* **PROBLEM TO SOLVE**
Note each line where "name" appears, and copy it.

start TASK MATERIAL

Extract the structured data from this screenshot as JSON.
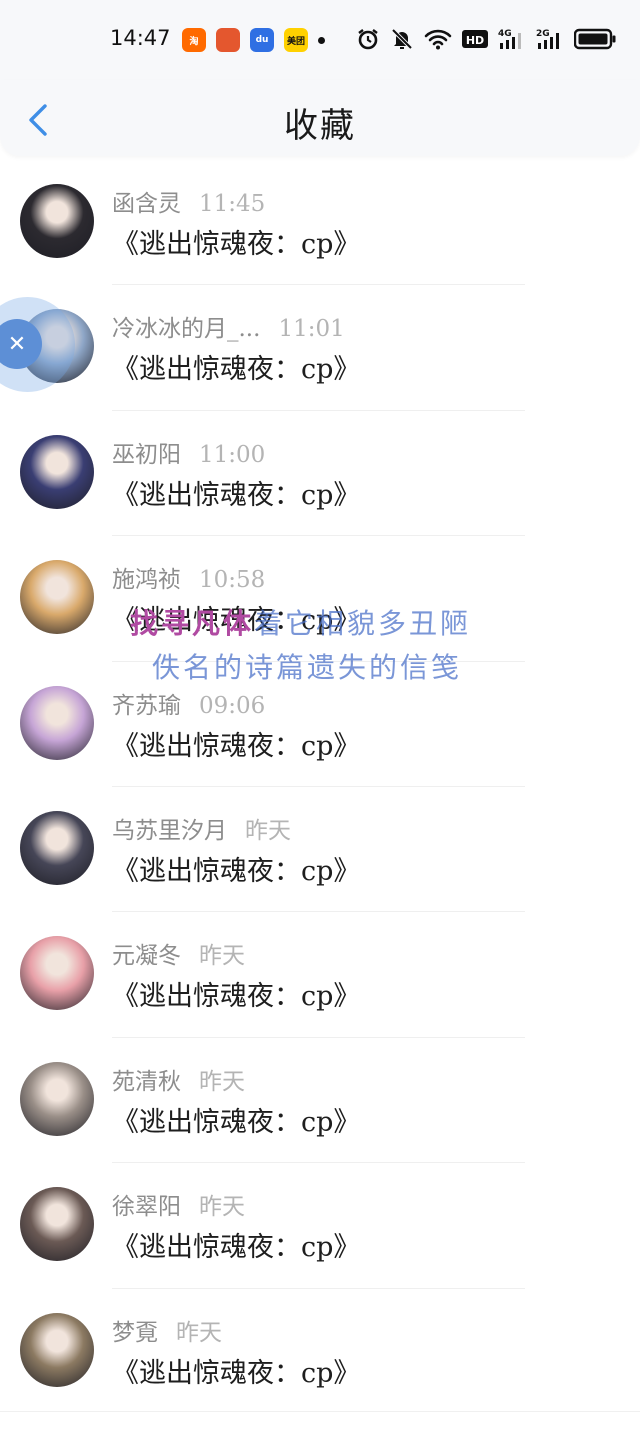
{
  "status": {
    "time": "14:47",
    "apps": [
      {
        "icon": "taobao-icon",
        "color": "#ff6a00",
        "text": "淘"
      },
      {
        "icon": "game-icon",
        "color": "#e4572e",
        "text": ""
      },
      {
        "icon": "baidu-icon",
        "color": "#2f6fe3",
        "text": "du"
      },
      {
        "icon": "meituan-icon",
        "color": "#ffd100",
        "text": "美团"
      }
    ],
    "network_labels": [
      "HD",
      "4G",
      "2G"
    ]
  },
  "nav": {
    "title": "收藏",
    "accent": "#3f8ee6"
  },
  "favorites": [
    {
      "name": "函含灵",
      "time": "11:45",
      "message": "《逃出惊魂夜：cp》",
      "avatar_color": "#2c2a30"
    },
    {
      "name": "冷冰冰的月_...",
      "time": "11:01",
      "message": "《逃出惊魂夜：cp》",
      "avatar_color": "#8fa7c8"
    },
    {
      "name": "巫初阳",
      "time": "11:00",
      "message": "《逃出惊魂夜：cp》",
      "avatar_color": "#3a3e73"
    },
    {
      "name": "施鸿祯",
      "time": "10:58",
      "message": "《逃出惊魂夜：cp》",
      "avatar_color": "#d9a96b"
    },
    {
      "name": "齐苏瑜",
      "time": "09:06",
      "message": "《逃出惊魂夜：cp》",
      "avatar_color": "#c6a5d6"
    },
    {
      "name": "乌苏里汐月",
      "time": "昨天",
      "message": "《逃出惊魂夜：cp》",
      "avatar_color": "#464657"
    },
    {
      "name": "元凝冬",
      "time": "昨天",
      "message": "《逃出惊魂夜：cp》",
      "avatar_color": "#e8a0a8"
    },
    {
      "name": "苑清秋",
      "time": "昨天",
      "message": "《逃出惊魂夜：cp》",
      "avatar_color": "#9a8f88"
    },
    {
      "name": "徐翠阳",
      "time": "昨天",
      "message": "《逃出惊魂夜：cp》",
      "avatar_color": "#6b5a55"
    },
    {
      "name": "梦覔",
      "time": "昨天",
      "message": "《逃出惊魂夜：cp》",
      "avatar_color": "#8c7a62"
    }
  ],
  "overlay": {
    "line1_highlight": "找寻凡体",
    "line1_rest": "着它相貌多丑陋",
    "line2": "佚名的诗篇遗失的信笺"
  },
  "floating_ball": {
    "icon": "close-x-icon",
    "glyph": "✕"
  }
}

end TASK MATERIAL

* **RESPONSE BELOW**
      "name": "函含灵",
      "name": "冷冰冰的月_...",
      "name": "巫初阳",
      "name": "施鸿祯",
      "name": "齐苏瑜",
      "name": "乌苏里汐月",
      "name": "元凝冬",
      "name": "苑清秋",
      "name": "徐翠阳",
      "name": "梦覔",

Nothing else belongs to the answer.